◆ Records shown ◆
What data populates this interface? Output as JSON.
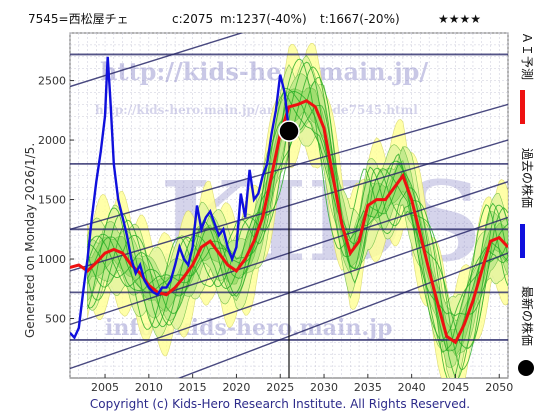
{
  "header": {
    "code_name": "7545=西松屋チェ",
    "current": "c:2075",
    "mid": "m:1237(-40%)",
    "target": "t:1667(-20%)",
    "stars": "★★★★"
  },
  "side_text": "Generated on Monday 2026/1/5.",
  "footer": "Copyright (c) Kids-Hero Research Institute. All Rights Reserved.",
  "watermarks": {
    "main": "http://kids-hero.main.jp/",
    "sub": "http://kids-hero.main.jp/analysis/code7545.html",
    "big": "KIDS",
    "email": "info@kids-hero.main.jp"
  },
  "legend": {
    "ai_forecast": "ＡＩ予測",
    "past_price": "過去の株価",
    "latest_price": "最新の株価"
  },
  "colors": {
    "past": "#1010dd",
    "forecast": "#ee1111",
    "band_fill": "#ffff99",
    "green": "#22aa22",
    "trend_line": "#2a2a6a",
    "latest_marker": "#000000"
  },
  "chart_data": {
    "type": "line",
    "title": "",
    "xlabel": "",
    "ylabel": "",
    "xlim": [
      2001,
      2051
    ],
    "ylim": [
      0,
      2900
    ],
    "xticks": [
      2005,
      2010,
      2015,
      2020,
      2025,
      2030,
      2035,
      2040,
      2045,
      2050
    ],
    "yticks": [
      500,
      1000,
      1500,
      2000,
      2500
    ],
    "grid": true,
    "horizontal_levels": [
      320,
      720,
      1250,
      1800,
      2720
    ],
    "latest_point": {
      "x": 2026.0,
      "y": 2075
    },
    "series": [
      {
        "key": "past",
        "x": [
          2001.0,
          2001.5,
          2002.0,
          2002.5,
          2003.0,
          2003.5,
          2004.0,
          2004.5,
          2005.0,
          2005.3,
          2005.6,
          2006.0,
          2006.5,
          2007.0,
          2007.5,
          2008.0,
          2008.5,
          2009.0,
          2009.5,
          2010.0,
          2010.5,
          2011.0,
          2011.5,
          2012.0,
          2012.5,
          2013.0,
          2013.5,
          2014.0,
          2014.5,
          2015.0,
          2015.5,
          2016.0,
          2016.5,
          2017.0,
          2017.5,
          2018.0,
          2018.5,
          2019.0,
          2019.5,
          2020.0,
          2020.5,
          2021.0,
          2021.5,
          2022.0,
          2022.5,
          2023.0,
          2023.5,
          2024.0,
          2024.5,
          2025.0,
          2025.5,
          2026.0
        ],
        "y": [
          380,
          340,
          420,
          720,
          1000,
          1350,
          1650,
          1900,
          2200,
          2700,
          2350,
          1800,
          1500,
          1350,
          1200,
          1000,
          880,
          950,
          820,
          760,
          720,
          700,
          760,
          760,
          820,
          950,
          1100,
          1000,
          950,
          1100,
          1450,
          1250,
          1350,
          1400,
          1300,
          1200,
          1250,
          1100,
          1000,
          1100,
          1550,
          1350,
          1750,
          1500,
          1550,
          1700,
          1800,
          2050,
          2250,
          2550,
          2400,
          2075
        ]
      },
      {
        "key": "forecast",
        "x": [
          2001.0,
          2002.0,
          2003.0,
          2004.0,
          2005.0,
          2006.0,
          2007.0,
          2008.0,
          2009.0,
          2010.0,
          2011.0,
          2012.0,
          2013.0,
          2014.0,
          2015.0,
          2016.0,
          2017.0,
          2018.0,
          2019.0,
          2020.0,
          2021.0,
          2022.0,
          2023.0,
          2024.0,
          2025.0,
          2026.0,
          2027.0,
          2028.0,
          2029.0,
          2030.0,
          2031.0,
          2032.0,
          2033.0,
          2034.0,
          2035.0,
          2036.0,
          2037.0,
          2038.0,
          2039.0,
          2040.0,
          2041.0,
          2042.0,
          2043.0,
          2044.0,
          2045.0,
          2046.0,
          2047.0,
          2048.0,
          2049.0,
          2050.0,
          2051.0
        ],
        "y": [
          930,
          950,
          900,
          970,
          1050,
          1080,
          1050,
          950,
          880,
          780,
          720,
          700,
          760,
          850,
          950,
          1100,
          1150,
          1050,
          950,
          900,
          1000,
          1150,
          1350,
          1700,
          2050,
          2280,
          2300,
          2330,
          2280,
          2100,
          1700,
          1300,
          1050,
          1150,
          1450,
          1500,
          1500,
          1600,
          1700,
          1500,
          1200,
          900,
          620,
          350,
          300,
          450,
          650,
          900,
          1150,
          1180,
          1100
        ]
      }
    ]
  }
}
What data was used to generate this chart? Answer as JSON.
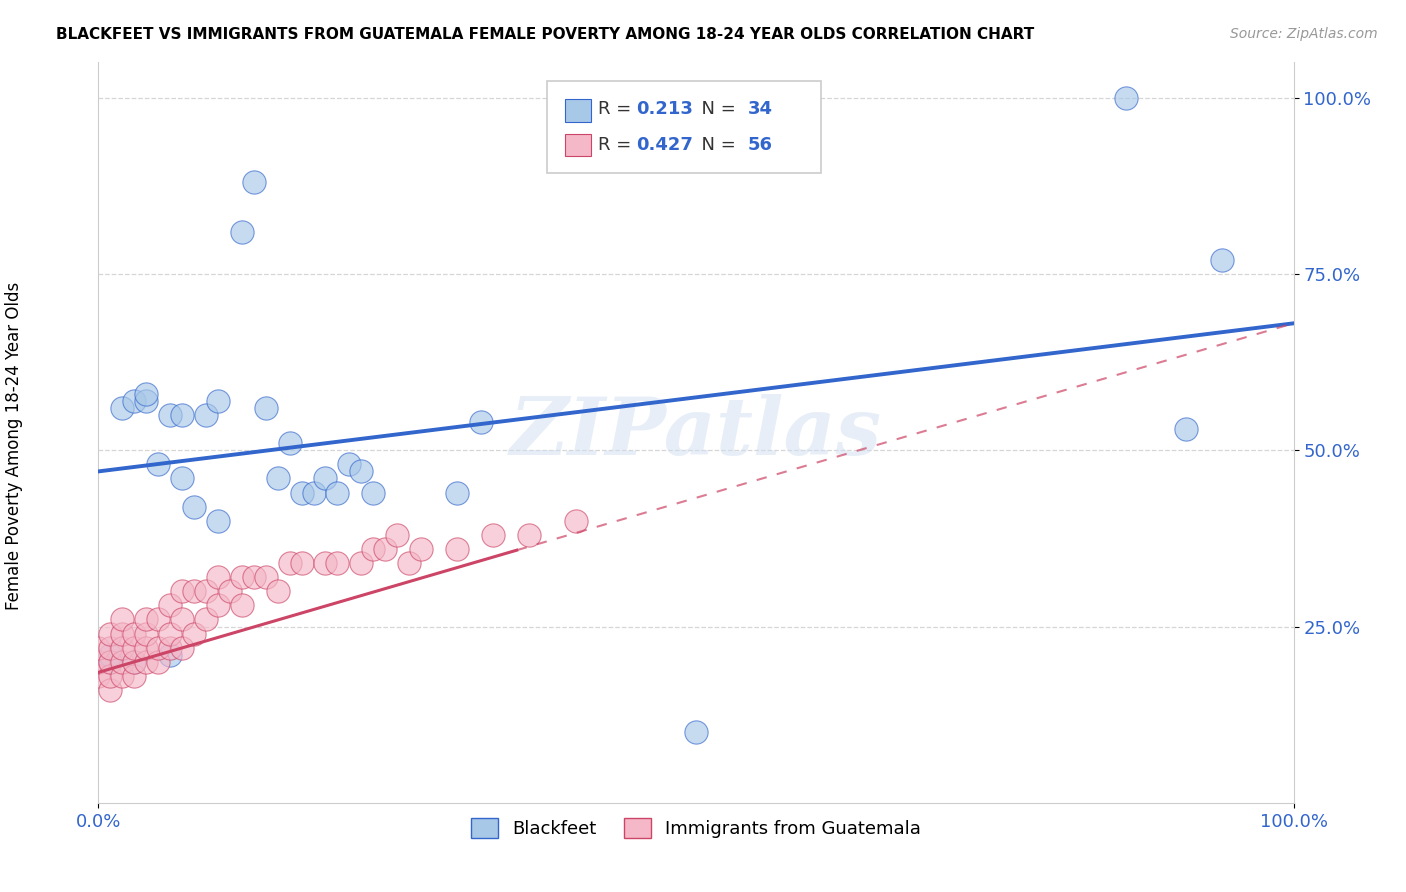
{
  "title": "BLACKFEET VS IMMIGRANTS FROM GUATEMALA FEMALE POVERTY AMONG 18-24 YEAR OLDS CORRELATION CHART",
  "source": "Source: ZipAtlas.com",
  "ylabel": "Female Poverty Among 18-24 Year Olds",
  "R1": 0.213,
  "N1": 34,
  "R2": 0.427,
  "N2": 56,
  "color_blue": "#a8c8e8",
  "color_pink": "#f4b8c8",
  "line_blue": "#3366cc",
  "line_pink": "#cc4466",
  "watermark": "ZIPatlas",
  "legend1_label": "Blackfeet",
  "legend2_label": "Immigrants from Guatemala",
  "blue_points_x": [
    0.01,
    0.01,
    0.02,
    0.03,
    0.03,
    0.04,
    0.04,
    0.05,
    0.06,
    0.06,
    0.07,
    0.07,
    0.08,
    0.09,
    0.1,
    0.1,
    0.12,
    0.13,
    0.14,
    0.15,
    0.16,
    0.17,
    0.18,
    0.19,
    0.2,
    0.21,
    0.22,
    0.23,
    0.3,
    0.32,
    0.5,
    0.86,
    0.91,
    0.94
  ],
  "blue_points_y": [
    0.2,
    0.21,
    0.56,
    0.57,
    0.2,
    0.57,
    0.58,
    0.48,
    0.55,
    0.21,
    0.46,
    0.55,
    0.42,
    0.55,
    0.57,
    0.4,
    0.81,
    0.88,
    0.56,
    0.46,
    0.51,
    0.44,
    0.44,
    0.46,
    0.44,
    0.48,
    0.47,
    0.44,
    0.44,
    0.54,
    0.1,
    1.0,
    0.53,
    0.77
  ],
  "pink_points_x": [
    0.0,
    0.0,
    0.0,
    0.01,
    0.01,
    0.01,
    0.01,
    0.01,
    0.02,
    0.02,
    0.02,
    0.02,
    0.02,
    0.03,
    0.03,
    0.03,
    0.03,
    0.04,
    0.04,
    0.04,
    0.04,
    0.05,
    0.05,
    0.05,
    0.06,
    0.06,
    0.06,
    0.07,
    0.07,
    0.07,
    0.08,
    0.08,
    0.09,
    0.09,
    0.1,
    0.1,
    0.11,
    0.12,
    0.12,
    0.13,
    0.14,
    0.15,
    0.16,
    0.17,
    0.19,
    0.2,
    0.22,
    0.23,
    0.24,
    0.25,
    0.26,
    0.27,
    0.3,
    0.33,
    0.36,
    0.4
  ],
  "pink_points_y": [
    0.18,
    0.2,
    0.22,
    0.16,
    0.18,
    0.2,
    0.22,
    0.24,
    0.18,
    0.2,
    0.22,
    0.24,
    0.26,
    0.18,
    0.2,
    0.22,
    0.24,
    0.2,
    0.22,
    0.24,
    0.26,
    0.2,
    0.22,
    0.26,
    0.22,
    0.24,
    0.28,
    0.22,
    0.26,
    0.3,
    0.24,
    0.3,
    0.26,
    0.3,
    0.28,
    0.32,
    0.3,
    0.28,
    0.32,
    0.32,
    0.32,
    0.3,
    0.34,
    0.34,
    0.34,
    0.34,
    0.34,
    0.36,
    0.36,
    0.38,
    0.34,
    0.36,
    0.36,
    0.38,
    0.38,
    0.4
  ],
  "blue_trend": [
    0.47,
    0.68
  ],
  "pink_trend_solid_end_x": 0.35,
  "pink_trend": [
    0.185,
    0.68
  ],
  "xlim": [
    0.0,
    1.0
  ],
  "ylim": [
    0.0,
    1.05
  ],
  "yticks": [
    0.25,
    0.5,
    0.75,
    1.0
  ],
  "ytick_labels": [
    "25.0%",
    "50.0%",
    "75.0%",
    "100.0%"
  ],
  "xtick_labels": [
    "0.0%",
    "100.0%"
  ]
}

◆ Your instructions ◆
Filter out every line that lacks the word "ylabel", and copy the rest.

◆ Expected answer ◆
    "ylabel": "",
  "ylabel": "Female Poverty Among 18-24 Year Olds",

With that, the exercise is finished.